**REQUEST:** Write the entries out again exactly as they stand, but without the pictures.

--- BEGIN SUPPLIED RECORDS ---

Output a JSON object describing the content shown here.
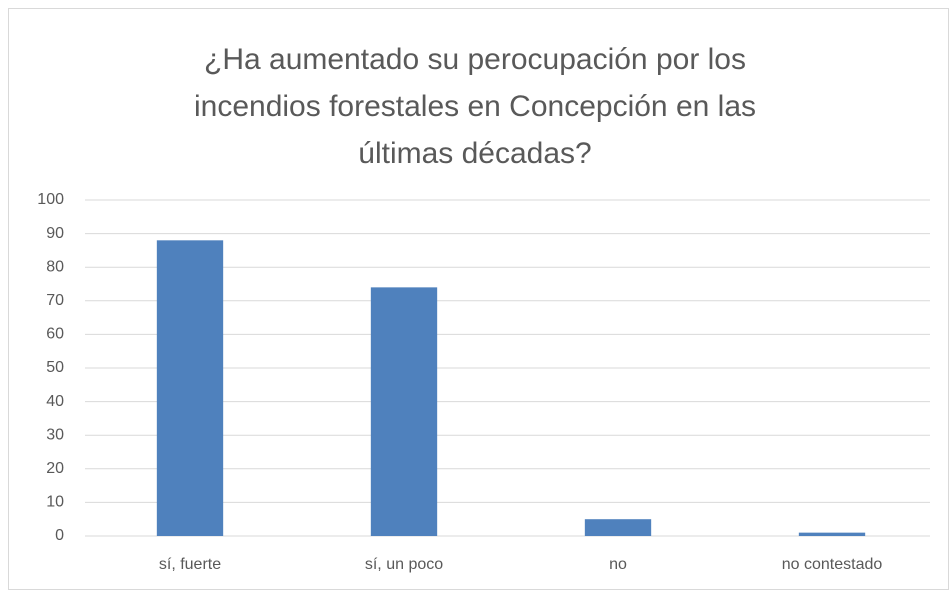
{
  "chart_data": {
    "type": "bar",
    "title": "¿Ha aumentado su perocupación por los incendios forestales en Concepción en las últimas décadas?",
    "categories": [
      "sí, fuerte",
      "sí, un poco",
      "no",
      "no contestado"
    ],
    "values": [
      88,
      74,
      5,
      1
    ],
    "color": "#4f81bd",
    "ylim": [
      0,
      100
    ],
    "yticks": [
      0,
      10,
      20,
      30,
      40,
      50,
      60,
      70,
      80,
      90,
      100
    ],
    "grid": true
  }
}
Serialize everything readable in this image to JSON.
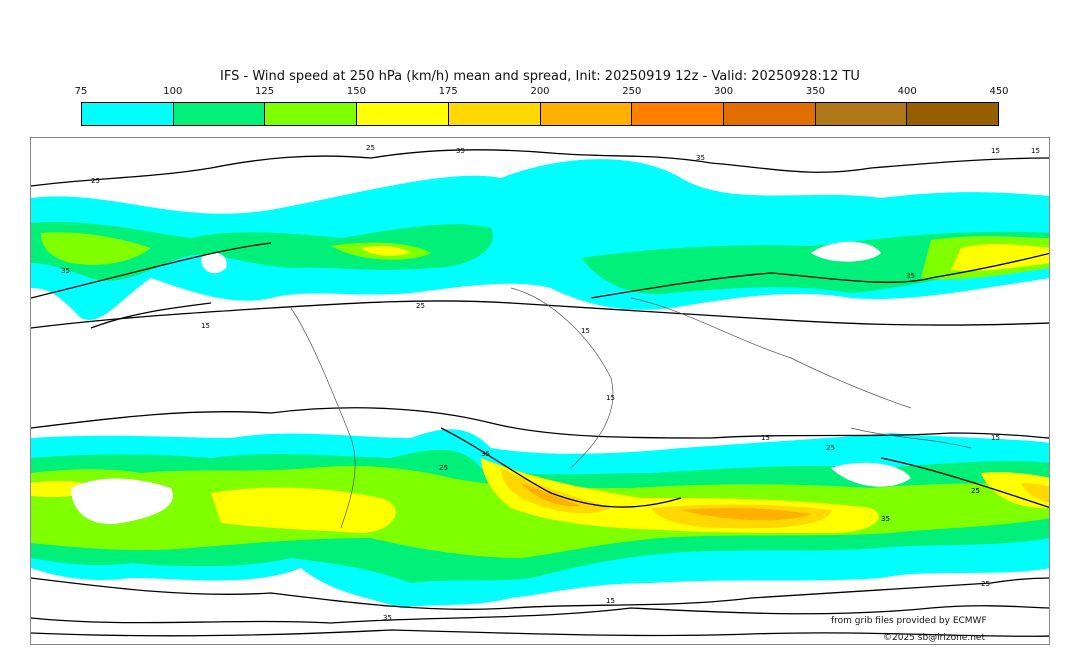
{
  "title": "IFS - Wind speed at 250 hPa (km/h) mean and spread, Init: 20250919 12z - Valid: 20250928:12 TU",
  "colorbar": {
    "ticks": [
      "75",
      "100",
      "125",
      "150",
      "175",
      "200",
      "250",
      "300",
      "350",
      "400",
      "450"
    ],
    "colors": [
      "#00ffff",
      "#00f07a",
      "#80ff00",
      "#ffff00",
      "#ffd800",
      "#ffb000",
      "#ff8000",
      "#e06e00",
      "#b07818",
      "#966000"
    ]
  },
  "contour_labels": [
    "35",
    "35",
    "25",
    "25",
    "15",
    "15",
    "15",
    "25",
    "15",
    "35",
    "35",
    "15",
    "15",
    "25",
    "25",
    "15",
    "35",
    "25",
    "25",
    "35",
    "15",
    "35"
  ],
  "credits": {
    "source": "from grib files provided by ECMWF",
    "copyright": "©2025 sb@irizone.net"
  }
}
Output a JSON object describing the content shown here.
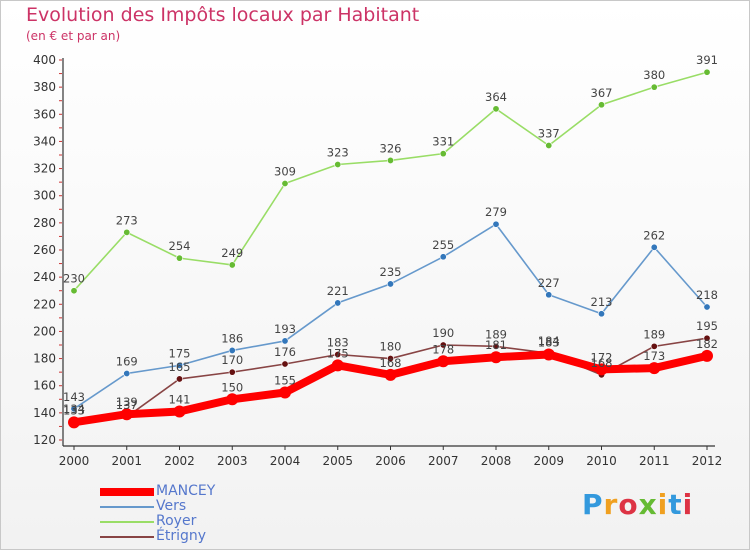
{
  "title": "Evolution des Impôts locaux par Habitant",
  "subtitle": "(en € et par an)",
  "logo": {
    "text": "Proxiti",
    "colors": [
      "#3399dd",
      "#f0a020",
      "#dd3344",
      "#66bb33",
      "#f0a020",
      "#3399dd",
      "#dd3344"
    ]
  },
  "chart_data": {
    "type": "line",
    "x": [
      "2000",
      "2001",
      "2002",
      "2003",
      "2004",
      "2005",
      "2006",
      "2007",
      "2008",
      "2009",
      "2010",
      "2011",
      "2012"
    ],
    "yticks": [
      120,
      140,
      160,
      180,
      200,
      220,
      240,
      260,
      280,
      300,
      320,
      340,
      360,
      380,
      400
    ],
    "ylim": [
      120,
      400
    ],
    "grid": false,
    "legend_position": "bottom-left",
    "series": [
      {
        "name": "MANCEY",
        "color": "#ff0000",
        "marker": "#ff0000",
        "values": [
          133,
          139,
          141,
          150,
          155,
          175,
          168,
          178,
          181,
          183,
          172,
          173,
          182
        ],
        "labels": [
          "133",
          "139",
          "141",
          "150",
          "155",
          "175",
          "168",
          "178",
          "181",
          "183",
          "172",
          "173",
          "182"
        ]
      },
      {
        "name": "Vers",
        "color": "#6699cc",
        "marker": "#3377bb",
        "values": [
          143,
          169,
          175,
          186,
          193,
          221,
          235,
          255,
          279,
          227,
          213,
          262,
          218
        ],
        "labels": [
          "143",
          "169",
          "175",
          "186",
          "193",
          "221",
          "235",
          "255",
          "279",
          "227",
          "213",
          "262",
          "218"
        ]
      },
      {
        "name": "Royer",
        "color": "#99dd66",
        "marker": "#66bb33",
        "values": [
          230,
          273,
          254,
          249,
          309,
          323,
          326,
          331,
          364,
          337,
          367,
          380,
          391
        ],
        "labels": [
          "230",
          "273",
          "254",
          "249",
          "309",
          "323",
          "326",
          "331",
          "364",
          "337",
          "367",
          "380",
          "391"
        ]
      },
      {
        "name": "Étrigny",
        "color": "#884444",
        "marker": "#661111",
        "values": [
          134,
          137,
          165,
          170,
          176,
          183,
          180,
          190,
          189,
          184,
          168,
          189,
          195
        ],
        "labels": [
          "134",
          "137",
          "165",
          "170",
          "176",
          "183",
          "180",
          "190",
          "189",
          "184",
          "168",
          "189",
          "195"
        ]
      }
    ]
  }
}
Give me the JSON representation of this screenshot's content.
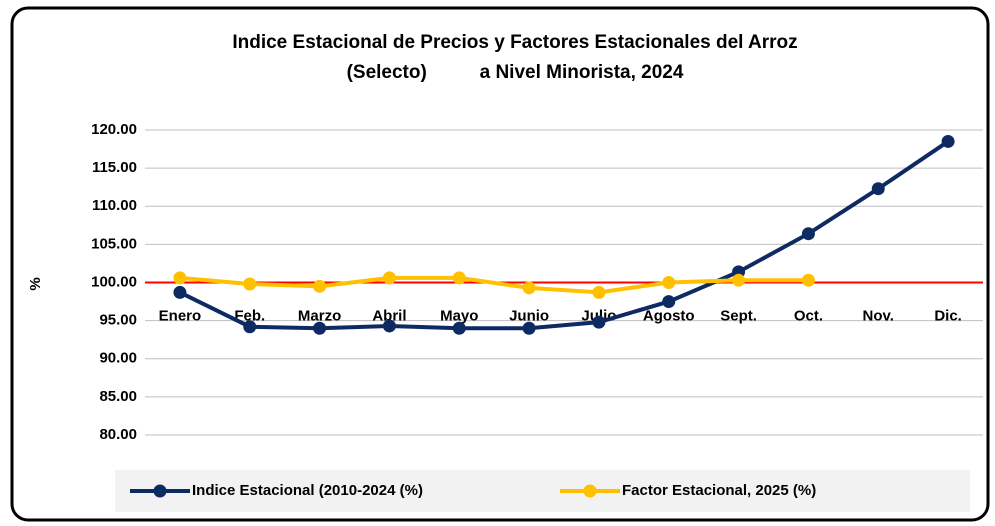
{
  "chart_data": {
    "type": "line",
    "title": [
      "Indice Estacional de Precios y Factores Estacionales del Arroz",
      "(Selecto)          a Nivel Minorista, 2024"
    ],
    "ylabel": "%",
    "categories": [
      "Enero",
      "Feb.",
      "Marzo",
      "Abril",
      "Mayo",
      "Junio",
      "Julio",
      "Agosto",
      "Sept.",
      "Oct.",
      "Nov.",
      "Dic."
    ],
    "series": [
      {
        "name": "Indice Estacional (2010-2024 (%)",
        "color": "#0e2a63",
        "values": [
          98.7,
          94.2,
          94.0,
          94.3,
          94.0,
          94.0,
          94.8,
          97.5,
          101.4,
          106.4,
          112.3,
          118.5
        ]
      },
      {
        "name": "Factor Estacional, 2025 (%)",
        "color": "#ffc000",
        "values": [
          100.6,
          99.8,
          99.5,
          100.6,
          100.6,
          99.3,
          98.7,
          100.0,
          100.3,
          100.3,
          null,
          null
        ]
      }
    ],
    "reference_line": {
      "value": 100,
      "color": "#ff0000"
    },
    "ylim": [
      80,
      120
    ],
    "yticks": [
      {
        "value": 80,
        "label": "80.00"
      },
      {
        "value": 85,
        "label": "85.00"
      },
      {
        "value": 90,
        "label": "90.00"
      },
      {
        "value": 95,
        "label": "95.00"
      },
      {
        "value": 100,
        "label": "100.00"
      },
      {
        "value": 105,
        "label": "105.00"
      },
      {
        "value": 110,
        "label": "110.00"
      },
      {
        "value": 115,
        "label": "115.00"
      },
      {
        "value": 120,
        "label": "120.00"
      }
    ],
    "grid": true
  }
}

--- END SUPPLIED RECORDS ---

**TASK RESULT:**
Output a JSON object describing the content shown here.
{
  "chart_data": {
    "type": "bar",
    "title": "¿Ha aumentado su perocupación por los incendios forestales en Concepción en las últimas décadas?",
    "categories": [
      "sí, fuerte",
      "sí, un poco",
      "no",
      "no contestado"
    ],
    "values": [
      88,
      74,
      5,
      1
    ],
    "color": "#4f81bd",
    "ylim": [
      0,
      100
    ],
    "yticks": [
      0,
      10,
      20,
      30,
      40,
      50,
      60,
      70,
      80,
      90,
      100
    ],
    "grid": true
  }
}
Serialize everything readable in this image to JSON.
{
  "title": "IFS - Wind speed at 250 hPa (km/h) mean and spread, Init: 20250919 12z - Valid: 20250928:12 TU",
  "colorbar": {
    "ticks": [
      "75",
      "100",
      "125",
      "150",
      "175",
      "200",
      "250",
      "300",
      "350",
      "400",
      "450"
    ],
    "colors": [
      "#00ffff",
      "#00f07a",
      "#80ff00",
      "#ffff00",
      "#ffd800",
      "#ffb000",
      "#ff8000",
      "#e06e00",
      "#b07818",
      "#966000"
    ]
  },
  "contour_labels": [
    "35",
    "35",
    "25",
    "25",
    "15",
    "15",
    "15",
    "25",
    "15",
    "35",
    "35",
    "15",
    "15",
    "25",
    "25",
    "15",
    "35",
    "25",
    "25",
    "35",
    "15",
    "35"
  ],
  "credits": {
    "source": "from grib files provided by ECMWF",
    "copyright": "©2025 sb@irizone.net"
  }
}
Output a JSON object describing the content shown here.
{
  "title": "Evolution des Impôts locaux par Habitant",
  "subtitle": "(en € et par an)",
  "logo": {
    "text": "Proxiti",
    "colors": [
      "#3399dd",
      "#f0a020",
      "#dd3344",
      "#66bb33",
      "#f0a020",
      "#3399dd",
      "#dd3344"
    ]
  },
  "chart_data": {
    "type": "line",
    "x": [
      "2000",
      "2001",
      "2002",
      "2003",
      "2004",
      "2005",
      "2006",
      "2007",
      "2008",
      "2009",
      "2010",
      "2011",
      "2012"
    ],
    "yticks": [
      120,
      140,
      160,
      180,
      200,
      220,
      240,
      260,
      280,
      300,
      320,
      340,
      360,
      380,
      400
    ],
    "ylim": [
      120,
      400
    ],
    "grid": false,
    "legend_position": "bottom-left",
    "series": [
      {
        "name": "MANCEY",
        "color": "#ff0000",
        "marker": "#ff0000",
        "values": [
          133,
          139,
          141,
          150,
          155,
          175,
          168,
          178,
          181,
          183,
          172,
          173,
          182
        ],
        "labels": [
          "133",
          "139",
          "141",
          "150",
          "155",
          "175",
          "168",
          "178",
          "181",
          "183",
          "172",
          "173",
          "182"
        ]
      },
      {
        "name": "Vers",
        "color": "#6699cc",
        "marker": "#3377bb",
        "values": [
          143,
          169,
          175,
          186,
          193,
          221,
          235,
          255,
          279,
          227,
          213,
          262,
          218
        ],
        "labels": [
          "143",
          "169",
          "175",
          "186",
          "193",
          "221",
          "235",
          "255",
          "279",
          "227",
          "213",
          "262",
          "218"
        ]
      },
      {
        "name": "Royer",
        "color": "#99dd66",
        "marker": "#66bb33",
        "values": [
          230,
          273,
          254,
          249,
          309,
          323,
          326,
          331,
          364,
          337,
          367,
          380,
          391
        ],
        "labels": [
          "230",
          "273",
          "254",
          "249",
          "309",
          "323",
          "326",
          "331",
          "364",
          "337",
          "367",
          "380",
          "391"
        ]
      },
      {
        "name": "Étrigny",
        "color": "#884444",
        "marker": "#661111",
        "values": [
          134,
          137,
          165,
          170,
          176,
          183,
          180,
          190,
          189,
          184,
          168,
          189,
          195
        ],
        "labels": [
          "134",
          "137",
          "165",
          "170",
          "176",
          "183",
          "180",
          "190",
          "189",
          "184",
          "168",
          "189",
          "195"
        ]
      }
    ]
  }
}
Give me the JSON representation of this screenshot's content.
{
  "chart_data": {
    "type": "line",
    "title": [
      "Indice Estacional de Precios y Factores Estacionales del Arroz",
      "(Selecto)          a Nivel Minorista, 2024"
    ],
    "ylabel": "%",
    "categories": [
      "Enero",
      "Feb.",
      "Marzo",
      "Abril",
      "Mayo",
      "Junio",
      "Julio",
      "Agosto",
      "Sept.",
      "Oct.",
      "Nov.",
      "Dic."
    ],
    "series": [
      {
        "name": "Indice Estacional (2010-2024 (%)",
        "color": "#0e2a63",
        "values": [
          98.7,
          94.2,
          94.0,
          94.3,
          94.0,
          94.0,
          94.8,
          97.5,
          101.4,
          106.4,
          112.3,
          118.5
        ]
      },
      {
        "name": "Factor Estacional, 2025 (%)",
        "color": "#ffc000",
        "values": [
          100.6,
          99.8,
          99.5,
          100.6,
          100.6,
          99.3,
          98.7,
          100.0,
          100.3,
          100.3,
          null,
          null
        ]
      }
    ],
    "reference_line": {
      "value": 100,
      "color": "#ff0000"
    },
    "ylim": [
      80,
      120
    ],
    "yticks": [
      {
        "value": 80,
        "label": "80.00"
      },
      {
        "value": 85,
        "label": "85.00"
      },
      {
        "value": 90,
        "label": "90.00"
      },
      {
        "value": 95,
        "label": "95.00"
      },
      {
        "value": 100,
        "label": "100.00"
      },
      {
        "value": 105,
        "label": "105.00"
      },
      {
        "value": 110,
        "label": "110.00"
      },
      {
        "value": 115,
        "label": "115.00"
      },
      {
        "value": 120,
        "label": "120.00"
      }
    ],
    "grid": true
  }
}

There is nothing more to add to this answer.